(Dataset items)
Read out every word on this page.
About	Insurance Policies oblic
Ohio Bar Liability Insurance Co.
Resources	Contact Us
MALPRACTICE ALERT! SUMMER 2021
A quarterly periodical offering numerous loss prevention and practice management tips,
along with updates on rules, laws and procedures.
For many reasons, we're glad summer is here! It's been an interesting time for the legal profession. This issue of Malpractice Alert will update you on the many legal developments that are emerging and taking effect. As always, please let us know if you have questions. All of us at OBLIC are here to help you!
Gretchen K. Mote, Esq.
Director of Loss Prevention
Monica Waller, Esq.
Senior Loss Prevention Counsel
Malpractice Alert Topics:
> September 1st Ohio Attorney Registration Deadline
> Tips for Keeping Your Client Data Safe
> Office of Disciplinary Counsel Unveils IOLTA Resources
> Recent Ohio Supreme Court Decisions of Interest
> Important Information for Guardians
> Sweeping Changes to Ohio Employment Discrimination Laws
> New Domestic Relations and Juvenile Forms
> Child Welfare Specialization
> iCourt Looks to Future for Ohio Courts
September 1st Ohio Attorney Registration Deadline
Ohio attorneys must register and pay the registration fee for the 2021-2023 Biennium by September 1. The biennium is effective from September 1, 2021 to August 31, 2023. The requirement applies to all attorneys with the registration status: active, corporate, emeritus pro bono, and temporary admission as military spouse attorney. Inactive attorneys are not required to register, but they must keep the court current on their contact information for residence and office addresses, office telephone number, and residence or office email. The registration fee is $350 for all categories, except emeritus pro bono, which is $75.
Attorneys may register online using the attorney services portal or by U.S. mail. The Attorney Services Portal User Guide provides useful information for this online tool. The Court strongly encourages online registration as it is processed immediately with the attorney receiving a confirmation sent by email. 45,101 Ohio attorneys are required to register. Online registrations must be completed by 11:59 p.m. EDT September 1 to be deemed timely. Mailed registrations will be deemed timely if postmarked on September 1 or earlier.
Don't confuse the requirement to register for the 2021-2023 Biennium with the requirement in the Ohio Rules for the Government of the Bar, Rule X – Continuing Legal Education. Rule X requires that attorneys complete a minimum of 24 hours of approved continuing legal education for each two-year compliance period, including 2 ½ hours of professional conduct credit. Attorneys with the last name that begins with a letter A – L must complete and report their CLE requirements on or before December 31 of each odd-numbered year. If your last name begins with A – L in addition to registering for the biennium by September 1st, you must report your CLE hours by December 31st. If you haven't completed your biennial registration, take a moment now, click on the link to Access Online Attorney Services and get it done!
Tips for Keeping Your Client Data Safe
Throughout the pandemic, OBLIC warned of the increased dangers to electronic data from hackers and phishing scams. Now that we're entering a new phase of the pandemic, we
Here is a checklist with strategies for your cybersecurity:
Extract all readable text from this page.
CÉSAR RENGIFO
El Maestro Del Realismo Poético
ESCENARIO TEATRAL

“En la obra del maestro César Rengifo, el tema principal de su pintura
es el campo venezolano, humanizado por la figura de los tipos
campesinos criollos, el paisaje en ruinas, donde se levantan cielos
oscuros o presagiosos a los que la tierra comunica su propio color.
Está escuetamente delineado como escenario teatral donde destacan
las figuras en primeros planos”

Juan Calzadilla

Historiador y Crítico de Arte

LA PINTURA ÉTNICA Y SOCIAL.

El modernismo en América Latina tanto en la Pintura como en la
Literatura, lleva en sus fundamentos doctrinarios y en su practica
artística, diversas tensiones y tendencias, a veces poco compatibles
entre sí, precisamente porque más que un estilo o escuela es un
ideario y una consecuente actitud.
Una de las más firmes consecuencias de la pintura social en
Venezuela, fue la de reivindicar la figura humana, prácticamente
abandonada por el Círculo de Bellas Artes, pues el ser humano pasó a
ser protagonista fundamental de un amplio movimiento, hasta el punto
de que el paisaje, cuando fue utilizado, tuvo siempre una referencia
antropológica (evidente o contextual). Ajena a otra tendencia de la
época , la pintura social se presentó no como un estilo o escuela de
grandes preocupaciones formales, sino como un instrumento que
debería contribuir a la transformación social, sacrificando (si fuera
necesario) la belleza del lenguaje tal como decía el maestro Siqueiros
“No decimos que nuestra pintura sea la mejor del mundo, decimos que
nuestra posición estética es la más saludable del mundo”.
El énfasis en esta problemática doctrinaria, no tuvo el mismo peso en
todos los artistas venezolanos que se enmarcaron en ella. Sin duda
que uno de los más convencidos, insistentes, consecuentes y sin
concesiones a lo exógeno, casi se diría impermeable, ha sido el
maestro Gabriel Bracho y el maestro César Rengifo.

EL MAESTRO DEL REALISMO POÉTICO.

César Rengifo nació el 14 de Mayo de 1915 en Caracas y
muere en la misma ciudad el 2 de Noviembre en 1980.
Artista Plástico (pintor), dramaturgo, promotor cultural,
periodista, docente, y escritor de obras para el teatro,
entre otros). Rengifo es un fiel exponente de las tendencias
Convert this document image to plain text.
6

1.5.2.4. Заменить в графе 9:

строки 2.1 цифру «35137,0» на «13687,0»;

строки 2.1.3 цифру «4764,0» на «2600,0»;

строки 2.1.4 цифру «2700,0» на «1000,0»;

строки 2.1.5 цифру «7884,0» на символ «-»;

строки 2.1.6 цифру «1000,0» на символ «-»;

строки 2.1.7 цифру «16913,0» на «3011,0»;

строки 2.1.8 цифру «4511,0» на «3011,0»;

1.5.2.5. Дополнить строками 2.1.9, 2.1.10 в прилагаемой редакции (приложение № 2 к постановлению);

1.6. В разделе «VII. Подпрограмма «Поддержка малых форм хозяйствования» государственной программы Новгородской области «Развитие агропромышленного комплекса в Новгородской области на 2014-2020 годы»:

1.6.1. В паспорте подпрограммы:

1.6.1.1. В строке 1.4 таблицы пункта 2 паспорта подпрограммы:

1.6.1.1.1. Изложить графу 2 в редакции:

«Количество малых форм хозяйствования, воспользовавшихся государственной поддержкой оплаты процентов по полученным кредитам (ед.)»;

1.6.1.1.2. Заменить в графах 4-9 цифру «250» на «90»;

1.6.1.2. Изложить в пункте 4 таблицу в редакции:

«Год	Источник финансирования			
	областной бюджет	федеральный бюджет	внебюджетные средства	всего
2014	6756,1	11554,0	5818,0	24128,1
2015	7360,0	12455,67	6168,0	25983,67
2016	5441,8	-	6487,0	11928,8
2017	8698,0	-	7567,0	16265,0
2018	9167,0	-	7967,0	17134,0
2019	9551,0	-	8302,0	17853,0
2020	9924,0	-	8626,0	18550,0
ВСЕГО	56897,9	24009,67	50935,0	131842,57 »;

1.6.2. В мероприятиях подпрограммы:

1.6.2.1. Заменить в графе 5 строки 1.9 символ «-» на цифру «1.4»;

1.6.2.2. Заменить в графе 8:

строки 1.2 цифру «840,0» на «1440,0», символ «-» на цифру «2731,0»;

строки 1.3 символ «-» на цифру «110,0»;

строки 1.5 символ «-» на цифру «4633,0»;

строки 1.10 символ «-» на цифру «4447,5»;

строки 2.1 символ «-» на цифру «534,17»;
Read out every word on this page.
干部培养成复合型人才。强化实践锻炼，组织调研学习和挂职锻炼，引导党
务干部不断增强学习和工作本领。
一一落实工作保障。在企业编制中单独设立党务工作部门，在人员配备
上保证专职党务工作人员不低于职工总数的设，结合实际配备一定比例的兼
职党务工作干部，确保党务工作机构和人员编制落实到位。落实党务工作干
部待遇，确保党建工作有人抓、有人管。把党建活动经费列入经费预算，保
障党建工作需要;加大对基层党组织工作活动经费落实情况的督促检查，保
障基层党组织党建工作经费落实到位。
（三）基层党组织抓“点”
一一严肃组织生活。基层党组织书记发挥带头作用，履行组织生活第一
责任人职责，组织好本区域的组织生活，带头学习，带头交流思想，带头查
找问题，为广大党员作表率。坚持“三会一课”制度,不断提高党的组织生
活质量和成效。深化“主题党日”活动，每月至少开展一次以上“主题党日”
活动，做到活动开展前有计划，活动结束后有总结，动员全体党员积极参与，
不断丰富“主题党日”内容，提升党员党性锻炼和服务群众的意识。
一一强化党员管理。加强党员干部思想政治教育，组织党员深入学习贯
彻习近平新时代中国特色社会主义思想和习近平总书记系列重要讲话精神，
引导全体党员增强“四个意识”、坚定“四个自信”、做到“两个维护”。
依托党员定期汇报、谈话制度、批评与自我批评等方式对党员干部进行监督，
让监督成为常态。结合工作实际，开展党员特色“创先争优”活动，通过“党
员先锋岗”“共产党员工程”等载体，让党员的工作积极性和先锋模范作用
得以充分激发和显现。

▸ **PROBLEM STATEMENT**
List every line above containing the word "Client".

▸ **THE ANSWER**
> Tips for Keeping Your Client Data Safe
Tips for Keeping Your Client Data Safe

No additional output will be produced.